Omit the pictures, then reproduce every remaining record exactly.

━━ Dataset

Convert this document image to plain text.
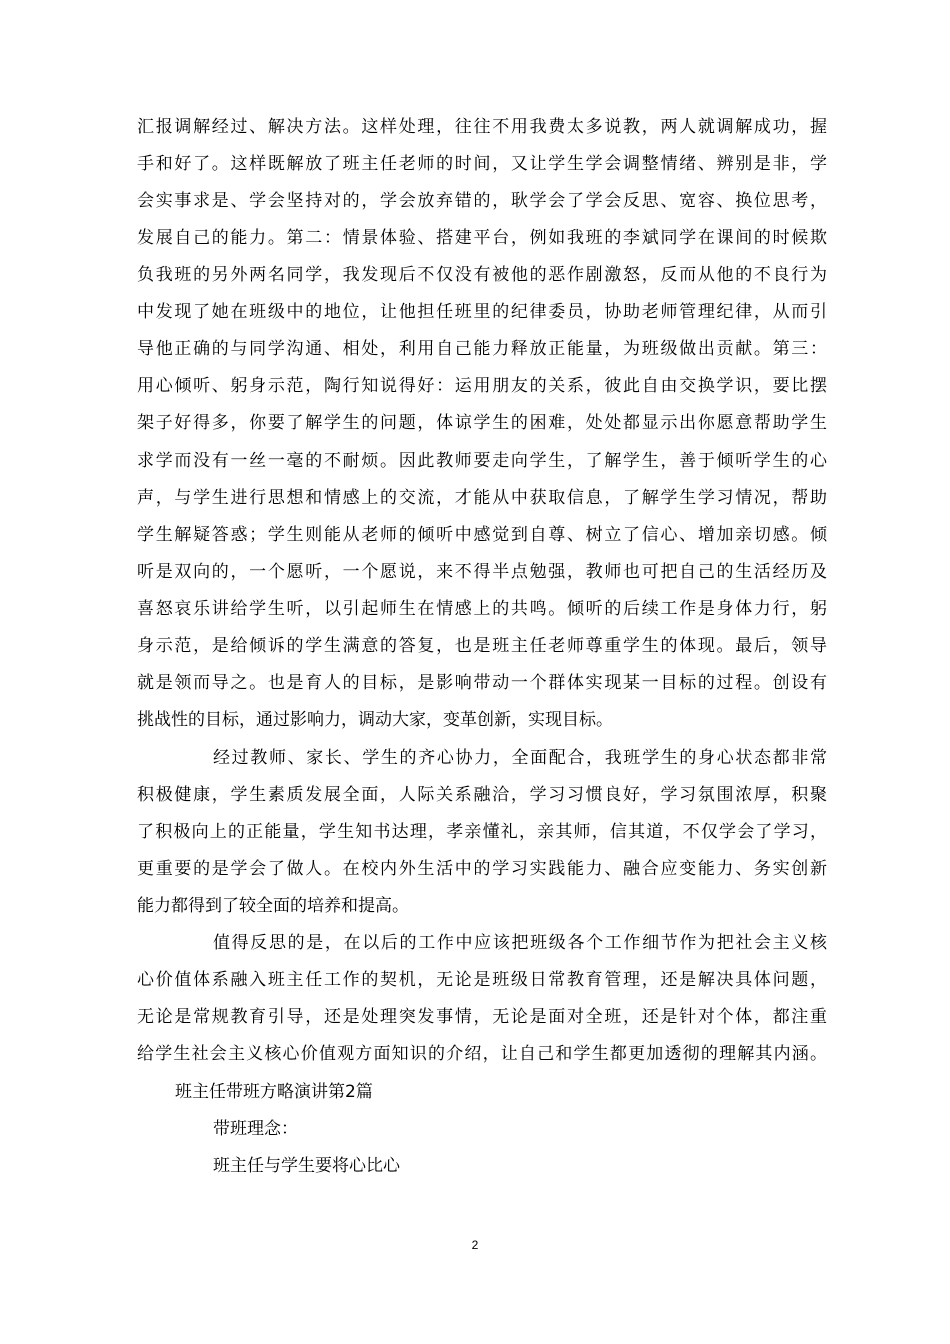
汇报调解经过、解决方法。这样处理，往往不用我费太多说教，两人就调解成功，握
手和好了。这样既解放了班主任老师的时间，又让学生学会调整情绪、辨别是非，学
会实事求是、学会坚持对的，学会放弃错的，耿学会了学会反思、宽容、换位思考，
发展自己的能力。第二：情景体验、搭建平台，例如我班的李斌同学在课间的时候欺
负我班的另外两名同学，我发现后不仅没有被他的恶作剧激怒，反而从他的不良行为
中发现了她在班级中的地位，让他担任班里的纪律委员，协助老师管理纪律，从而引
导他正确的与同学沟通、相处，利用自己能力释放正能量，为班级做出贡献。第三：
用心倾听、躬身示范，陶行知说得好：运用朋友的关系，彼此自由交换学识，要比摆
架子好得多，你要了解学生的问题，体谅学生的困难，处处都显示出你愿意帮助学生
求学而没有一丝一毫的不耐烦。因此教师要走向学生，了解学生，善于倾听学生的心
声，与学生进行思想和情感上的交流，才能从中获取信息，了解学生学习情况，帮助
学生解疑答惑；学生则能从老师的倾听中感觉到自尊、树立了信心、增加亲切感。倾
听是双向的，一个愿听，一个愿说，来不得半点勉强，教师也可把自己的生活经历及
喜怒哀乐讲给学生听，以引起师生在情感上的共鸣。倾听的后续工作是身体力行，躬
身示范，是给倾诉的学生满意的答复，也是班主任老师尊重学生的体现。最后，领导
就是领而导之。也是育人的目标，是影响带动一个群体实现某一目标的过程。创设有
挑战性的目标，通过影响力，调动大家，变革创新，实现目标。
经过教师、家长、学生的齐心协力，全面配合，我班学生的身心状态都非常
积极健康，学生素质发展全面，人际关系融洽，学习习惯良好，学习氛围浓厚，积聚
了积极向上的正能量，学生知书达理，孝亲懂礼，亲其师，信其道，不仅学会了学习，
更重要的是学会了做人。在校内外生活中的学习实践能力、融合应变能力、务实创新
能力都得到了较全面的培养和提高。
值得反思的是，在以后的工作中应该把班级各个工作细节作为把社会主义核
心价值体系融入班主任工作的契机，无论是班级日常教育管理，还是解决具体问题，
无论是常规教育引导，还是处理突发事情，无论是面对全班，还是针对个体，都注重
给学生社会主义核心价值观方面知识的介绍，让自己和学生都更加透彻的理解其内涵。
班主任带班方略演讲第2篇
带班理念：
班主任与学生要将心比心
2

━━━━

The result:
Convert this document image to plain text.
汇报调解经过、解决方法。这样处理，往往不用我费太多说教，两人就调解成功，握
手和好了。这样既解放了班主任老师的时间，又让学生学会调整情绪、辨别是非，学
会实事求是、学会坚持对的，学会放弃错的，耿学会了学会反思、宽容、换位思考，
发展自己的能力。第二：情景体验、搭建平台，例如我班的李斌同学在课间的时候欺
负我班的另外两名同学，我发现后不仅没有被他的恶作剧激怒，反而从他的不良行为
中发现了她在班级中的地位，让他担任班里的纪律委员，协助老师管理纪律，从而引
导他正确的与同学沟通、相处，利用自己能力释放正能量，为班级做出贡献。第三：
用心倾听、躬身示范，陶行知说得好：运用朋友的关系，彼此自由交换学识，要比摆
架子好得多，你要了解学生的问题，体谅学生的困难，处处都显示出你愿意帮助学生
求学而没有一丝一毫的不耐烦。因此教师要走向学生，了解学生，善于倾听学生的心
声，与学生进行思想和情感上的交流，才能从中获取信息，了解学生学习情况，帮助
学生解疑答惑；学生则能从老师的倾听中感觉到自尊、树立了信心、增加亲切感。倾
听是双向的，一个愿听，一个愿说，来不得半点勉强，教师也可把自己的生活经历及
喜怒哀乐讲给学生听，以引起师生在情感上的共鸣。倾听的后续工作是身体力行，躬
身示范，是给倾诉的学生满意的答复，也是班主任老师尊重学生的体现。最后，领导
就是领而导之。也是育人的目标，是影响带动一个群体实现某一目标的过程。创设有
挑战性的目标，通过影响力，调动大家，变革创新，实现目标。
经过教师、家长、学生的齐心协力，全面配合，我班学生的身心状态都非常
积极健康，学生素质发展全面，人际关系融洽，学习习惯良好，学习氛围浓厚，积聚
了积极向上的正能量，学生知书达理，孝亲懂礼，亲其师，信其道，不仅学会了学习，
更重要的是学会了做人。在校内外生活中的学习实践能力、融合应变能力、务实创新
能力都得到了较全面的培养和提高。
值得反思的是，在以后的工作中应该把班级各个工作细节作为把社会主义核
心价值体系融入班主任工作的契机，无论是班级日常教育管理，还是解决具体问题，
无论是常规教育引导，还是处理突发事情，无论是面对全班，还是针对个体，都注重
给学生社会主义核心价值观方面知识的介绍，让自己和学生都更加透彻的理解其内涵。
班主任带班方略演讲第2篇
带班理念：
班主任与学生要将心比心
2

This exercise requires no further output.